- [Data section]:
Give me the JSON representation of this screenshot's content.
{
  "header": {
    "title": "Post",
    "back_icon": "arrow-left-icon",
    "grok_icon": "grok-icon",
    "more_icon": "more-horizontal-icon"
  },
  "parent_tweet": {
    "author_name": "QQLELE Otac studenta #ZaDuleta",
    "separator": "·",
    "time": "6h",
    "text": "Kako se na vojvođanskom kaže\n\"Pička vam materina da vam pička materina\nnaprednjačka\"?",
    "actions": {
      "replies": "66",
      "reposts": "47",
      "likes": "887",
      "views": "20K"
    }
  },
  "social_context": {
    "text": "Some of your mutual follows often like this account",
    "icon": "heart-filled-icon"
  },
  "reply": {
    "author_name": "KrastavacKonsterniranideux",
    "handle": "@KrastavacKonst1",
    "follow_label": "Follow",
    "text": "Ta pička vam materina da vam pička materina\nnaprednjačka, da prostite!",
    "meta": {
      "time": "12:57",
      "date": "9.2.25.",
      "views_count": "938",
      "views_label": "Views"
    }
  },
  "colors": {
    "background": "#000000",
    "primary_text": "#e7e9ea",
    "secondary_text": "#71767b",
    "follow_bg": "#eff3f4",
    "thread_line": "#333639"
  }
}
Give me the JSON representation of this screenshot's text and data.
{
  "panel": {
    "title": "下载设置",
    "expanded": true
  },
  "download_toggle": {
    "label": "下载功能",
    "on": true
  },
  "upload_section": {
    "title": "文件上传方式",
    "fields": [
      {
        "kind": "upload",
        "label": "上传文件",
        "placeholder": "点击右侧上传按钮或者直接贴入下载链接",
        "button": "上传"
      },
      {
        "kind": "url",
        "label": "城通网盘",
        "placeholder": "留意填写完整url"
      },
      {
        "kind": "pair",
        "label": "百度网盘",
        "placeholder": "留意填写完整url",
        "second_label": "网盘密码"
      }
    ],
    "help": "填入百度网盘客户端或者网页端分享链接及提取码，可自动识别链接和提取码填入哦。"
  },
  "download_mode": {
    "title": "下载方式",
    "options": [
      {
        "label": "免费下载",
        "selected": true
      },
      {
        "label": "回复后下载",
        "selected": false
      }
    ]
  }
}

- [Written task]:
Every line of the material must be returned exactly as it appears.

- [Solution to the problem]:
Give me the JSON representation of this screenshot's content.
{
  "header": {
    "title": "Post",
    "back_icon": "arrow-left-icon",
    "grok_icon": "grok-icon",
    "more_icon": "more-horizontal-icon"
  },
  "parent_tweet": {
    "author_name": "QQLELE Otac studenta #ZaDuleta",
    "separator": "·",
    "time": "6h",
    "text": "Kako se na vojvođanskom kaže\n\"Pička vam materina da vam pička materina\nnaprednjačka\"?",
    "actions": {
      "replies": "66",
      "reposts": "47",
      "likes": "887",
      "views": "20K"
    }
  },
  "social_context": {
    "text": "Some of your mutual follows often like this account",
    "icon": "heart-filled-icon"
  },
  "reply": {
    "author_name": "KrastavacKonsterniranideux",
    "handle": "@KrastavacKonst1",
    "follow_label": "Follow",
    "text": "Ta pička vam materina da vam pička materina\nnaprednjačka, da prostite!",
    "meta": {
      "time": "12:57",
      "date": "9.2.25.",
      "views_count": "938",
      "views_label": "Views"
    }
  },
  "colors": {
    "background": "#000000",
    "primary_text": "#e7e9ea",
    "secondary_text": "#71767b",
    "follow_bg": "#eff3f4",
    "thread_line": "#333639"
  }
}
Give me the JSON representation of this screenshot's text and data.
{
  "panel": {
    "title": "下载设置",
    "expanded": true
  },
  "download_toggle": {
    "label": "下载功能",
    "on": true
  },
  "upload_section": {
    "title": "文件上传方式",
    "fields": [
      {
        "kind": "upload",
        "label": "上传文件",
        "placeholder": "点击右侧上传按钮或者直接贴入下载链接",
        "button": "上传"
      },
      {
        "kind": "url",
        "label": "城通网盘",
        "placeholder": "留意填写完整url"
      },
      {
        "kind": "pair",
        "label": "百度网盘",
        "placeholder": "留意填写完整url",
        "second_label": "网盘密码"
      }
    ],
    "help": "填入百度网盘客户端或者网页端分享链接及提取码，可自动识别链接和提取码填入哦。"
  },
  "download_mode": {
    "title": "下载方式",
    "options": [
      {
        "label": "免费下载",
        "selected": true
      },
      {
        "label": "回复后下载",
        "selected": false
      }
    ]
  }
}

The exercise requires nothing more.